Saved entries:
+ + + +

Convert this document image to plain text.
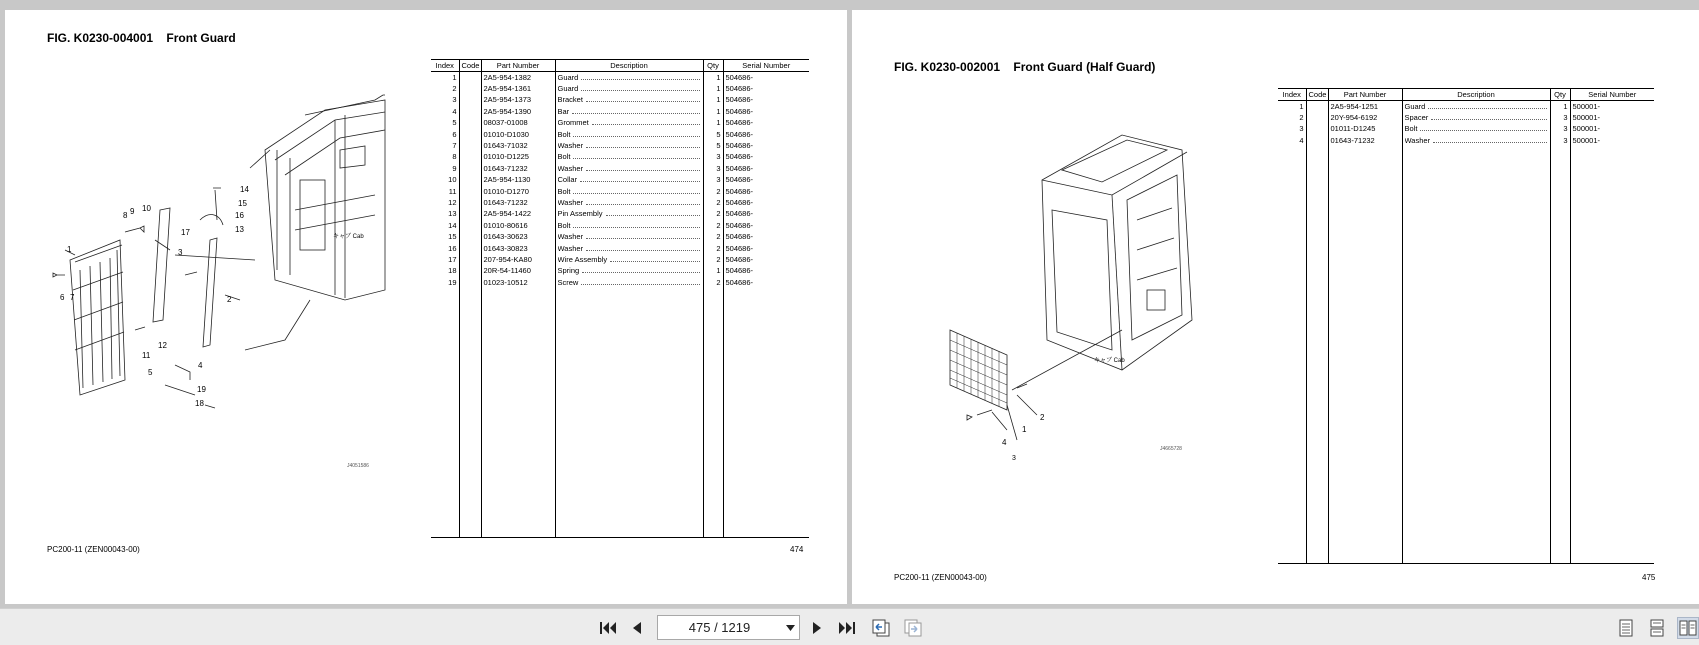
FIG. K0230-004001    Front Guard
1
2
3
4
5
6 7
8 9 10
11
12
13
14
15
16
17
18
19
キャブ Cab
J4051586
Index	Code	Part Number	Description	Qty	Serial Number
1		2A5-954-1382	Guard	1	504686-
2		2A5-954-1361	Guard	1	504686-
3		2A5-954-1373	Bracket	1	504686-
4		2A5-954-1390	Bar	1	504686-
5		08037-01008	Grommet	1	504686-
6		01010-D1030	Bolt	5	504686-
7		01643-71032	Washer	5	504686-
8		01010-D1225	Bolt	3	504686-
9		01643-71232	Washer	3	504686-
10		2A5-954-1130	Collar	3	504686-
11		01010-D1270	Bolt	2	504686-
12		01643-71232	Washer	2	504686-
13		2A5-954-1422	Pin Assembly	2	504686-
14		01010-80616	Bolt	2	504686-
15		01643-30623	Washer	2	504686-
16		01643-30823	Washer	2	504686-
17		207-954-KA80	Wire Assembly	2	504686-
18		20R-54-11460	Spring	1	504686-
19		01023-10512	Screw	2	504686-

PC200-11 (ZEN00043-00)	474
FIG. K0230-002001    Front Guard (Half Guard)
1
2
3
4
キャブ Cab
J4665728
Index	Code	Part Number	Description	Qty	Serial Number
1		2A5-954-1251	Guard	1	500001-
2		20Y-954-6192	Spacer	3	500001-
3		01011-D1245	Bolt	3	500001-
4		01643-71232	Washer	3	500001-

PC200-11 (ZEN00043-00)	475
475 / 1219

+ + + +

## EXERCISE REQUIREMENTS
Transcribe every record above exactly as written, leaving out any pictures.

## WORKED SOLUTION
Convert this document image to plain text.
FIG. K0230-004001    Front Guard
1
2
3
4
5
6 7
8 9 10
11
12
13
14
15
16
17
18
19
キャブ Cab
J4051586
Index	Code	Part Number	Description	Qty	Serial Number
1		2A5-954-1382	Guard	1	504686-
2		2A5-954-1361	Guard	1	504686-
3		2A5-954-1373	Bracket	1	504686-
4		2A5-954-1390	Bar	1	504686-
5		08037-01008	Grommet	1	504686-
6		01010-D1030	Bolt	5	504686-
7		01643-71032	Washer	5	504686-
8		01010-D1225	Bolt	3	504686-
9		01643-71232	Washer	3	504686-
10		2A5-954-1130	Collar	3	504686-
11		01010-D1270	Bolt	2	504686-
12		01643-71232	Washer	2	504686-
13		2A5-954-1422	Pin Assembly	2	504686-
14		01010-80616	Bolt	2	504686-
15		01643-30623	Washer	2	504686-
16		01643-30823	Washer	2	504686-
17		207-954-KA80	Wire Assembly	2	504686-
18		20R-54-11460	Spring	1	504686-
19		01023-10512	Screw	2	504686-

PC200-11 (ZEN00043-00)	474
FIG. K0230-002001    Front Guard (Half Guard)
1
2
3
4
キャブ Cab
J4665728
Index	Code	Part Number	Description	Qty	Serial Number
1		2A5-954-1251	Guard	1	500001-
2		20Y-954-6192	Spacer	3	500001-
3		01011-D1245	Bolt	3	500001-
4		01643-71232	Washer	3	500001-

PC200-11 (ZEN00043-00)	475
475 / 1219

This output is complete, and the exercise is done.